= WHAT YOU SHOULD DO =
Find the lines that contain the word "讨论函数" and copy each one.

= DATA LISTING =
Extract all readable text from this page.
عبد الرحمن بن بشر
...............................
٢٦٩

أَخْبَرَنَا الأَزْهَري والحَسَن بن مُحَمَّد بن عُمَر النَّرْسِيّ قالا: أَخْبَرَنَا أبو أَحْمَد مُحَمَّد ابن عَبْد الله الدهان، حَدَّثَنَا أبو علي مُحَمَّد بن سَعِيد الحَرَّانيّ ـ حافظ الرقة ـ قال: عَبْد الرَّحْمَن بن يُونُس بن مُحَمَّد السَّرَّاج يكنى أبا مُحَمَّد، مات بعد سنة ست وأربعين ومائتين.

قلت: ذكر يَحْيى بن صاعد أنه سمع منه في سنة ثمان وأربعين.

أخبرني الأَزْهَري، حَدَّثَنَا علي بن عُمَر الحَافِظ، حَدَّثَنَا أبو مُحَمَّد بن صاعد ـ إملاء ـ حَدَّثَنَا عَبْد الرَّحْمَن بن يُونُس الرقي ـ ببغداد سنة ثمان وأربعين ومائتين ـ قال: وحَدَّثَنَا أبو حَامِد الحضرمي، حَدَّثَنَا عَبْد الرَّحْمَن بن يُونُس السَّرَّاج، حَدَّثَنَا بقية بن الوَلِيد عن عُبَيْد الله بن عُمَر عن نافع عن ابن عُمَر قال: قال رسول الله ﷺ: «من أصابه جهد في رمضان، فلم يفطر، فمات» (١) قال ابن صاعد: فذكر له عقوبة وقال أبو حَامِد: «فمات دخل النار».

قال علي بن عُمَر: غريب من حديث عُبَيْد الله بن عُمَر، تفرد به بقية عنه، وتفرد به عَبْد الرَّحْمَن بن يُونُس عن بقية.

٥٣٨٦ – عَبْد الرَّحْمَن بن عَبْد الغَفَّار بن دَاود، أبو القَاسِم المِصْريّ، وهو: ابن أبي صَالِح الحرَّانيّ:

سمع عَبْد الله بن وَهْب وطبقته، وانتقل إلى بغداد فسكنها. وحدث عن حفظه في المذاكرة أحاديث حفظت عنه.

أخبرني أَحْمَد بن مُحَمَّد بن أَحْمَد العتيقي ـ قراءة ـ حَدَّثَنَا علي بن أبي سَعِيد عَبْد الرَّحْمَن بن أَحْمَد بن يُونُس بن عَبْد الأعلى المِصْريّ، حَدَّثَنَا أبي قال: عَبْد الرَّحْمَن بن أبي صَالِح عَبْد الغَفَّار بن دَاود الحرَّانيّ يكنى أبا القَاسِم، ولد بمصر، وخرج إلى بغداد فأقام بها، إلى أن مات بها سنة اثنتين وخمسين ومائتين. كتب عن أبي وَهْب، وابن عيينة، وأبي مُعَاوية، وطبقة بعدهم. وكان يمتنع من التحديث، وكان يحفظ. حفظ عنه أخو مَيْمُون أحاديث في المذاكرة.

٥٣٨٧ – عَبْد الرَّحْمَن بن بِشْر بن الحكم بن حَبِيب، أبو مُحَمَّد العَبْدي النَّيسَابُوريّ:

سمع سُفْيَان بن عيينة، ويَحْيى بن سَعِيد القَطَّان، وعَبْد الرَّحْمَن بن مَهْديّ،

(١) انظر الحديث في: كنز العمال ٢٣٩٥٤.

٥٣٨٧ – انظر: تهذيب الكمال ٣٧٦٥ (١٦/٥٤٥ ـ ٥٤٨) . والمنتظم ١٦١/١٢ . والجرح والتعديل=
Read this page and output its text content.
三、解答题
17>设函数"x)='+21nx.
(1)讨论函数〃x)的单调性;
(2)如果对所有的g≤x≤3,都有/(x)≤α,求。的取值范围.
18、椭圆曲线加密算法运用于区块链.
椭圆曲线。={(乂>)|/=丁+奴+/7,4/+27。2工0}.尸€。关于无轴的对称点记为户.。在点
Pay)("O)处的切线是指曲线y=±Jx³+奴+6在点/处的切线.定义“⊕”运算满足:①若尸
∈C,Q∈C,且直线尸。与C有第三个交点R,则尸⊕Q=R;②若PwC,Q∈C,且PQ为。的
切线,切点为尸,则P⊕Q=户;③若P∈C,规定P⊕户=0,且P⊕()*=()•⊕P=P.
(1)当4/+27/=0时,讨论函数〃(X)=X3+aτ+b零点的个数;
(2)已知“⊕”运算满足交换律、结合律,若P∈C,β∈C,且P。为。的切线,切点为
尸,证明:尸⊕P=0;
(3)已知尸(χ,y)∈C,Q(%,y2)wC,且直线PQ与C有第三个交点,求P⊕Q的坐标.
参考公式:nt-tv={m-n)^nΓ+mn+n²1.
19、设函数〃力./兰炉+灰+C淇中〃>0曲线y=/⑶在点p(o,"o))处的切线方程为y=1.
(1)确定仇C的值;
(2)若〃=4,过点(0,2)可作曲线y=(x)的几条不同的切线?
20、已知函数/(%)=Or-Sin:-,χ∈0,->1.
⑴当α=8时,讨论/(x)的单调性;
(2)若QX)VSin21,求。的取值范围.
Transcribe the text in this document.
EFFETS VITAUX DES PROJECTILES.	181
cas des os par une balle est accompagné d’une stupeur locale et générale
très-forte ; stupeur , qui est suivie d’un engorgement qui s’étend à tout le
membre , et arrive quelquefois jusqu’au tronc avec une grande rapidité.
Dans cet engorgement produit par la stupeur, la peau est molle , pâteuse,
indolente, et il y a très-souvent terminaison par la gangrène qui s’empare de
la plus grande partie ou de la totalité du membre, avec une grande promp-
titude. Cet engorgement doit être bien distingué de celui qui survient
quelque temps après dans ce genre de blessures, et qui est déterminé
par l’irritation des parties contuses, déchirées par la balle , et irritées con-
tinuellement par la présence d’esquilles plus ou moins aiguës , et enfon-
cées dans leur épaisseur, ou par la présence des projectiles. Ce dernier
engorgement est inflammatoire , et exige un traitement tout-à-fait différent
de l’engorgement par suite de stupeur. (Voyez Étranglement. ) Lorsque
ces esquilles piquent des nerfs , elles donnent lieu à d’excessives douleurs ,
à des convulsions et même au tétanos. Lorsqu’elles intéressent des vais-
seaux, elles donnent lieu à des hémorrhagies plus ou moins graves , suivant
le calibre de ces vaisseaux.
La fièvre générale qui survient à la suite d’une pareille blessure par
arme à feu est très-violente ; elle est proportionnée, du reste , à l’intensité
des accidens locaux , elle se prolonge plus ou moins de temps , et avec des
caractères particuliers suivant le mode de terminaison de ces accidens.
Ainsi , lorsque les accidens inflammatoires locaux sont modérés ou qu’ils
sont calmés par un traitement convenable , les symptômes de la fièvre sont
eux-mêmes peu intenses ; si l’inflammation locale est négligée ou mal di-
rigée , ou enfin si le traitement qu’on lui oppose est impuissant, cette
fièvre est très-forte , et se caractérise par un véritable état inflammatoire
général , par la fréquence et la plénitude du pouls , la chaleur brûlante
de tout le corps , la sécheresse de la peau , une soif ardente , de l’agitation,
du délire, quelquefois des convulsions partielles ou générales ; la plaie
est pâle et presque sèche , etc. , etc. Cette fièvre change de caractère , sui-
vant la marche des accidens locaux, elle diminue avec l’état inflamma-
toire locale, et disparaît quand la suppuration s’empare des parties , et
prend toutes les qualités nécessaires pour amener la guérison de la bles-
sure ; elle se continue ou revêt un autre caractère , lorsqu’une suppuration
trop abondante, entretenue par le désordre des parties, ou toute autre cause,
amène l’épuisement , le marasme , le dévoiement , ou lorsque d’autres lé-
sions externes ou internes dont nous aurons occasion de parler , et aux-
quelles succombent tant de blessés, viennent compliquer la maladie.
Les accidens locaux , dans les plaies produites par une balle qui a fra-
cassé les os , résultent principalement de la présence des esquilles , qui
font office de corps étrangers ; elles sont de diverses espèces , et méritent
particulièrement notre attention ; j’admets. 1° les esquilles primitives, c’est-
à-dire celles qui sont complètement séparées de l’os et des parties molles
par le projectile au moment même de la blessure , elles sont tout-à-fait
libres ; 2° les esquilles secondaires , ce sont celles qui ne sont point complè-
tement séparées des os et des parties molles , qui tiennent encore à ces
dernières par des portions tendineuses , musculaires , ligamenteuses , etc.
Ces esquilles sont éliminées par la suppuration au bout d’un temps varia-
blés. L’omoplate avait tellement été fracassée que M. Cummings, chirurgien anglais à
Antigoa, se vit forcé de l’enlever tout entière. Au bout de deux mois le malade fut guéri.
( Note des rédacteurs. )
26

= RESPONSE FOR THIS EXERCISE =
(1)讨论函数〃x)的单调性;
(1)当4/+27/=0时,讨论函数〃(X)=X3+aτ+b零点的个数;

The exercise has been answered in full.